[Excerpt from a dataset]
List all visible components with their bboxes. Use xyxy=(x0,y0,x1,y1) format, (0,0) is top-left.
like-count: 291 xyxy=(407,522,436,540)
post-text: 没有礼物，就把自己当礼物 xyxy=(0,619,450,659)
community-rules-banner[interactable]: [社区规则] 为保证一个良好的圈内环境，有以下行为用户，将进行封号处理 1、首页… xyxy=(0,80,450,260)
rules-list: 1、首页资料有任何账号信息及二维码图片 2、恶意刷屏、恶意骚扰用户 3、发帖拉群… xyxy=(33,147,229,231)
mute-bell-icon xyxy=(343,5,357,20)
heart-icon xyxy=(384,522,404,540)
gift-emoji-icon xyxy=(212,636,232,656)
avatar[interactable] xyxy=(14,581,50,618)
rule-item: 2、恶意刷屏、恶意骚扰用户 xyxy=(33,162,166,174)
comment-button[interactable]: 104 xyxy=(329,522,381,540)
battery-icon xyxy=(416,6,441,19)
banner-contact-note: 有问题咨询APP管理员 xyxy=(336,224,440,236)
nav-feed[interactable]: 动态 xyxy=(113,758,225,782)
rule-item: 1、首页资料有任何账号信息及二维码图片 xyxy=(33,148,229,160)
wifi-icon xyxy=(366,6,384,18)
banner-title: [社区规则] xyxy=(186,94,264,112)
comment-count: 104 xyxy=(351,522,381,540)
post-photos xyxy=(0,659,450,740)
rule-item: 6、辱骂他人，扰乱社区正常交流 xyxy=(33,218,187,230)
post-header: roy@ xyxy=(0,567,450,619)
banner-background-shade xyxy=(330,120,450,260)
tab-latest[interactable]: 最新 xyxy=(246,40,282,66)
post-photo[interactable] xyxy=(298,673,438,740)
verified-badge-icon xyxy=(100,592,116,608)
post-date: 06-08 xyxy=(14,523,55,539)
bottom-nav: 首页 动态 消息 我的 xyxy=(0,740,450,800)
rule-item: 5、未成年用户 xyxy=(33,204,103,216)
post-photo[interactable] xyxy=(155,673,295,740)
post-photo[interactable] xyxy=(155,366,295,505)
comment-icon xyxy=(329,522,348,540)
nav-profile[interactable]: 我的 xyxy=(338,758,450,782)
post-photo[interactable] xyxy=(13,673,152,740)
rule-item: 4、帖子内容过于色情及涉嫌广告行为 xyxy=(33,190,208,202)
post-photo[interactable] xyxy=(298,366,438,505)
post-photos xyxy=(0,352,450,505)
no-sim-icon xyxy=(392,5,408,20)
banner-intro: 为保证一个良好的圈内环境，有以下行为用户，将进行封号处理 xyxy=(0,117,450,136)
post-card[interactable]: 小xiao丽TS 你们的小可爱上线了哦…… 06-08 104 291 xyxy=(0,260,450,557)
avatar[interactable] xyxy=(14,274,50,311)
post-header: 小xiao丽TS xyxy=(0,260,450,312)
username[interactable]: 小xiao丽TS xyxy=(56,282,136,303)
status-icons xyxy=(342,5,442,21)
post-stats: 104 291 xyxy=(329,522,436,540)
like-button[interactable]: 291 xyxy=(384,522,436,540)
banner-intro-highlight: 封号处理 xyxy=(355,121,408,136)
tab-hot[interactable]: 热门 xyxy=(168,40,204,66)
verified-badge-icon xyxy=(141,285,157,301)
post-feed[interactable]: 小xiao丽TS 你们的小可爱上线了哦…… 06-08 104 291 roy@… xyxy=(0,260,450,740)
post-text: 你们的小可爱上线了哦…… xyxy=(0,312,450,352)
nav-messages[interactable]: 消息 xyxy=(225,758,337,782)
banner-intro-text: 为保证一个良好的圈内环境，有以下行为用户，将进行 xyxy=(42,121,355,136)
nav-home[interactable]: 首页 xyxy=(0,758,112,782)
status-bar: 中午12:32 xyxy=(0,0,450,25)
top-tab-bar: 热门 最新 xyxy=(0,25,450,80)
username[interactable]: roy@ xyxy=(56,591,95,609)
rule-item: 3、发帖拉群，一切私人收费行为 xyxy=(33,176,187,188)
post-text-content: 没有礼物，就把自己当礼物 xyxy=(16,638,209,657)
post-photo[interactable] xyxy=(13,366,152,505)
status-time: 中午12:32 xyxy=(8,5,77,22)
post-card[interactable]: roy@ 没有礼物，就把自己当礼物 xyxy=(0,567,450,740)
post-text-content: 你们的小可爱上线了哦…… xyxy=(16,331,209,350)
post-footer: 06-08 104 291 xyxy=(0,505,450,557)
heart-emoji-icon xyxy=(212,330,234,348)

Problem to work on: Filter the rows above, keeping every one that contains the string "就把自己当礼物", and reproduce each retained row in full.

Result:
post-text: 没有礼物，就把自己当礼物 xyxy=(0,619,450,659)
post-text-content: 没有礼物，就把自己当礼物 xyxy=(16,638,209,657)
post-card[interactable]: roy@ 没有礼物，就把自己当礼物 xyxy=(0,567,450,740)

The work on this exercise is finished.